**What you have to do**. The records below must be copied in full; omit the images.

=======

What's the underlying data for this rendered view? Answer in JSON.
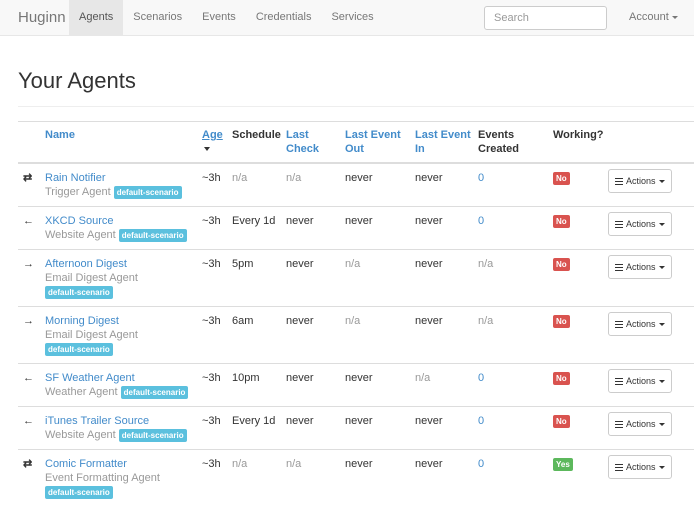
{
  "navbar": {
    "brand": "Huginn",
    "links": [
      "Agents",
      "Scenarios",
      "Events",
      "Credentials",
      "Services"
    ],
    "search_placeholder": "Search",
    "account": "Account"
  },
  "heading": "Your Agents",
  "table": {
    "headers": [
      "Name",
      "Age",
      "Schedule",
      "Last Check",
      "Last Event Out",
      "Last Event In",
      "Events Created",
      "Working?"
    ],
    "rows": [
      {
        "icon": "⇄",
        "name": "Rain Notifier",
        "type": "Trigger Agent",
        "scenario": "default-scenario",
        "age": "~3h",
        "schedule": "n/a",
        "last_check": "n/a",
        "last_event_out": "never",
        "last_event_in": "never",
        "events_created": 0,
        "working": "No",
        "actions": "Actions"
      },
      {
        "icon": "←",
        "name": "XKCD Source",
        "type": "Website Agent",
        "scenario": "default-scenario",
        "age": "~3h",
        "schedule": "Every 1d",
        "last_check": "never",
        "last_event_out": "never",
        "last_event_in": "never",
        "events_created": 0,
        "working": "No",
        "actions": "Actions"
      },
      {
        "icon": "→",
        "name": "Afternoon Digest",
        "type": "Email Digest Agent",
        "scenario": "default-scenario",
        "age": "~3h",
        "schedule": "5pm",
        "last_check": "never",
        "last_event_out": "n/a",
        "last_event_in": "never",
        "events_created": "n/a",
        "working": "No",
        "actions": "Actions"
      },
      {
        "icon": "→",
        "name": "Morning Digest",
        "type": "Email Digest Agent",
        "scenario": "default-scenario",
        "age": "~3h",
        "schedule": "6am",
        "last_check": "never",
        "last_event_out": "n/a",
        "last_event_in": "never",
        "events_created": "n/a",
        "working": "No",
        "actions": "Actions"
      },
      {
        "icon": "←",
        "name": "SF Weather Agent",
        "type": "Weather Agent",
        "scenario": "default-scenario",
        "age": "~3h",
        "schedule": "10pm",
        "last_check": "never",
        "last_event_out": "never",
        "last_event_in": "n/a",
        "events_created": 0,
        "working": "No",
        "actions": "Actions"
      },
      {
        "icon": "←",
        "name": "iTunes Trailer Source",
        "type": "Website Agent",
        "scenario": "default-scenario",
        "age": "~3h",
        "schedule": "Every 1d",
        "last_check": "never",
        "last_event_out": "never",
        "last_event_in": "never",
        "events_created": 0,
        "working": "No",
        "actions": "Actions"
      },
      {
        "icon": "⇄",
        "name": "Comic Formatter",
        "type": "Event Formatting Agent",
        "scenario": "default-scenario",
        "age": "~3h",
        "schedule": "n/a",
        "last_check": "n/a",
        "last_event_out": "never",
        "last_event_in": "never",
        "events_created": 0,
        "working": "Yes",
        "actions": "Actions"
      }
    ]
  }
}
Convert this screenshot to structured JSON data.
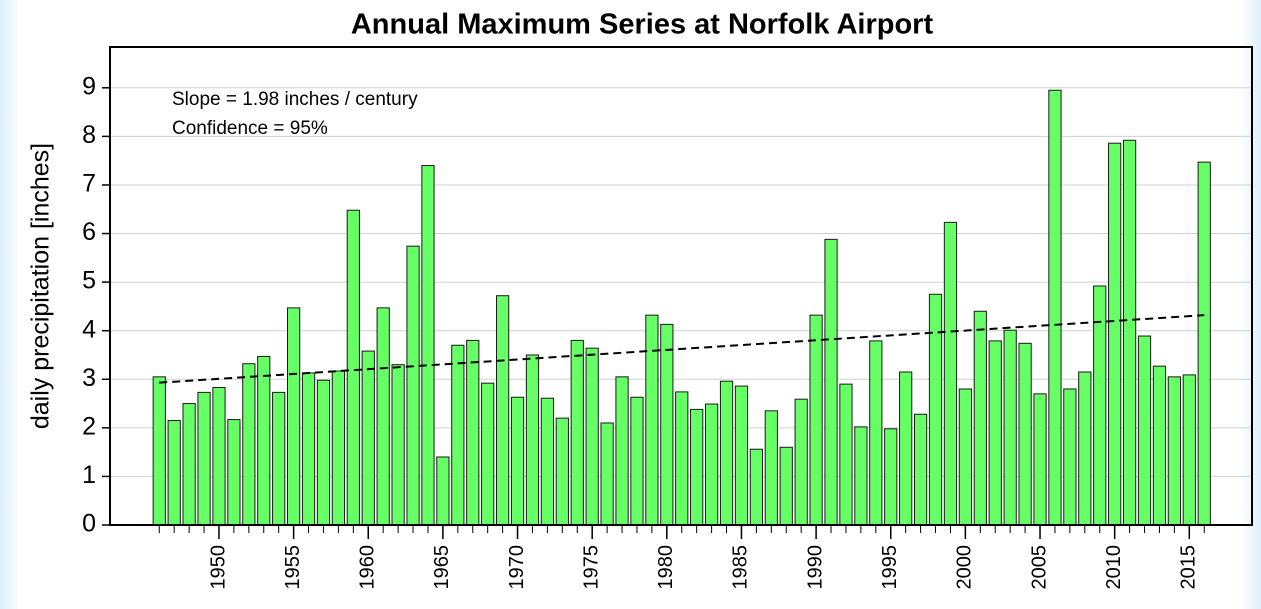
{
  "chart_data": {
    "type": "bar",
    "title": "Annual Maximum Series at Norfolk Airport",
    "ylabel": "daily precipitation [inches]",
    "annotations": [
      "Slope = 1.98 inches / century",
      "Confidence = 95%"
    ],
    "x": [
      1946,
      1947,
      1948,
      1949,
      1950,
      1951,
      1952,
      1953,
      1954,
      1955,
      1956,
      1957,
      1958,
      1959,
      1960,
      1961,
      1962,
      1963,
      1964,
      1965,
      1966,
      1967,
      1968,
      1969,
      1970,
      1971,
      1972,
      1973,
      1974,
      1975,
      1976,
      1977,
      1978,
      1979,
      1980,
      1981,
      1982,
      1983,
      1984,
      1985,
      1986,
      1987,
      1988,
      1989,
      1990,
      1991,
      1992,
      1993,
      1994,
      1995,
      1996,
      1997,
      1998,
      1999,
      2000,
      2001,
      2002,
      2003,
      2004,
      2005,
      2006,
      2007,
      2008,
      2009,
      2010,
      2011,
      2012,
      2013,
      2014,
      2015,
      2016
    ],
    "values": [
      3.05,
      2.15,
      2.5,
      2.73,
      2.83,
      2.17,
      3.32,
      3.47,
      2.73,
      4.47,
      3.13,
      2.98,
      3.17,
      6.48,
      3.58,
      4.47,
      3.3,
      5.74,
      7.4,
      1.4,
      3.7,
      3.8,
      2.92,
      4.72,
      2.63,
      3.5,
      2.61,
      2.2,
      3.8,
      3.64,
      2.1,
      3.05,
      2.63,
      4.32,
      4.13,
      2.74,
      2.38,
      2.49,
      2.96,
      2.86,
      1.56,
      2.35,
      1.6,
      2.59,
      4.32,
      5.88,
      2.9,
      2.02,
      3.79,
      1.98,
      3.15,
      2.28,
      4.75,
      6.23,
      2.8,
      4.4,
      3.79,
      4.01,
      3.74,
      2.7,
      8.95,
      2.8,
      3.15,
      4.92,
      7.86,
      7.92,
      3.89,
      3.27,
      3.05,
      3.09,
      7.47
    ],
    "color": "#66ff66",
    "trend": {
      "x": [
        1946,
        2016
      ],
      "values": [
        2.93,
        4.32
      ],
      "color": "#000000"
    },
    "xlim": [
      1942.7,
      2019.2
    ],
    "xticks": [
      1950,
      1955,
      1960,
      1965,
      1970,
      1975,
      1980,
      1985,
      1990,
      1995,
      2000,
      2005,
      2010,
      2015
    ],
    "ylim": [
      0,
      9.84
    ],
    "yticks": [
      0,
      1,
      2,
      3,
      4,
      5,
      6,
      7,
      8,
      9
    ],
    "grid": true
  }
}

=======

**Answer to the exercise**.
What's the underlying data for this rendered view? Answer in JSON.
{
  "navbar": {
    "brand": "Huginn",
    "links": [
      "Agents",
      "Scenarios",
      "Events",
      "Credentials",
      "Services"
    ],
    "search_placeholder": "Search",
    "account": "Account"
  },
  "heading": "Your Agents",
  "table": {
    "headers": [
      "Name",
      "Age",
      "Schedule",
      "Last Check",
      "Last Event Out",
      "Last Event In",
      "Events Created",
      "Working?"
    ],
    "rows": [
      {
        "icon": "⇄",
        "name": "Rain Notifier",
        "type": "Trigger Agent",
        "scenario": "default-scenario",
        "age": "~3h",
        "schedule": "n/a",
        "last_check": "n/a",
        "last_event_out": "never",
        "last_event_in": "never",
        "events_created": 0,
        "working": "No",
        "actions": "Actions"
      },
      {
        "icon": "←",
        "name": "XKCD Source",
        "type": "Website Agent",
        "scenario": "default-scenario",
        "age": "~3h",
        "schedule": "Every 1d",
        "last_check": "never",
        "last_event_out": "never",
        "last_event_in": "never",
        "events_created": 0,
        "working": "No",
        "actions": "Actions"
      },
      {
        "icon": "→",
        "name": "Afternoon Digest",
        "type": "Email Digest Agent",
        "scenario": "default-scenario",
        "age": "~3h",
        "schedule": "5pm",
        "last_check": "never",
        "last_event_out": "n/a",
        "last_event_in": "never",
        "events_created": "n/a",
        "working": "No",
        "actions": "Actions"
      },
      {
        "icon": "→",
        "name": "Morning Digest",
        "type": "Email Digest Agent",
        "scenario": "default-scenario",
        "age": "~3h",
        "schedule": "6am",
        "last_check": "never",
        "last_event_out": "n/a",
        "last_event_in": "never",
        "events_created": "n/a",
        "working": "No",
        "actions": "Actions"
      },
      {
        "icon": "←",
        "name": "SF Weather Agent",
        "type": "Weather Agent",
        "scenario": "default-scenario",
        "age": "~3h",
        "schedule": "10pm",
        "last_check": "never",
        "last_event_out": "never",
        "last_event_in": "n/a",
        "events_created": 0,
        "working": "No",
        "actions": "Actions"
      },
      {
        "icon": "←",
        "name": "iTunes Trailer Source",
        "type": "Website Agent",
        "scenario": "default-scenario",
        "age": "~3h",
        "schedule": "Every 1d",
        "last_check": "never",
        "last_event_out": "never",
        "last_event_in": "never",
        "events_created": 0,
        "working": "No",
        "actions": "Actions"
      },
      {
        "icon": "⇄",
        "name": "Comic Formatter",
        "type": "Event Formatting Agent",
        "scenario": "default-scenario",
        "age": "~3h",
        "schedule": "n/a",
        "last_check": "n/a",
        "last_event_out": "never",
        "last_event_in": "never",
        "events_created": 0,
        "working": "Yes",
        "actions": "Actions"
      }
    ]
  }
}
Convert this screenshot to structured JSON data.
{
  "chart_data": {
    "type": "bar",
    "title": "Annual Maximum Series at Norfolk Airport",
    "ylabel": "daily precipitation [inches]",
    "annotations": [
      "Slope = 1.98 inches / century",
      "Confidence = 95%"
    ],
    "x": [
      1946,
      1947,
      1948,
      1949,
      1950,
      1951,
      1952,
      1953,
      1954,
      1955,
      1956,
      1957,
      1958,
      1959,
      1960,
      1961,
      1962,
      1963,
      1964,
      1965,
      1966,
      1967,
      1968,
      1969,
      1970,
      1971,
      1972,
      1973,
      1974,
      1975,
      1976,
      1977,
      1978,
      1979,
      1980,
      1981,
      1982,
      1983,
      1984,
      1985,
      1986,
      1987,
      1988,
      1989,
      1990,
      1991,
      1992,
      1993,
      1994,
      1995,
      1996,
      1997,
      1998,
      1999,
      2000,
      2001,
      2002,
      2003,
      2004,
      2005,
      2006,
      2007,
      2008,
      2009,
      2010,
      2011,
      2012,
      2013,
      2014,
      2015,
      2016
    ],
    "values": [
      3.05,
      2.15,
      2.5,
      2.73,
      2.83,
      2.17,
      3.32,
      3.47,
      2.73,
      4.47,
      3.13,
      2.98,
      3.17,
      6.48,
      3.58,
      4.47,
      3.3,
      5.74,
      7.4,
      1.4,
      3.7,
      3.8,
      2.92,
      4.72,
      2.63,
      3.5,
      2.61,
      2.2,
      3.8,
      3.64,
      2.1,
      3.05,
      2.63,
      4.32,
      4.13,
      2.74,
      2.38,
      2.49,
      2.96,
      2.86,
      1.56,
      2.35,
      1.6,
      2.59,
      4.32,
      5.88,
      2.9,
      2.02,
      3.79,
      1.98,
      3.15,
      2.28,
      4.75,
      6.23,
      2.8,
      4.4,
      3.79,
      4.01,
      3.74,
      2.7,
      8.95,
      2.8,
      3.15,
      4.92,
      7.86,
      7.92,
      3.89,
      3.27,
      3.05,
      3.09,
      7.47
    ],
    "color": "#66ff66",
    "trend": {
      "x": [
        1946,
        2016
      ],
      "values": [
        2.93,
        4.32
      ],
      "color": "#000000"
    },
    "xlim": [
      1942.7,
      2019.2
    ],
    "xticks": [
      1950,
      1955,
      1960,
      1965,
      1970,
      1975,
      1980,
      1985,
      1990,
      1995,
      2000,
      2005,
      2010,
      2015
    ],
    "ylim": [
      0,
      9.84
    ],
    "yticks": [
      0,
      1,
      2,
      3,
      4,
      5,
      6,
      7,
      8,
      9
    ],
    "grid": true
  }
}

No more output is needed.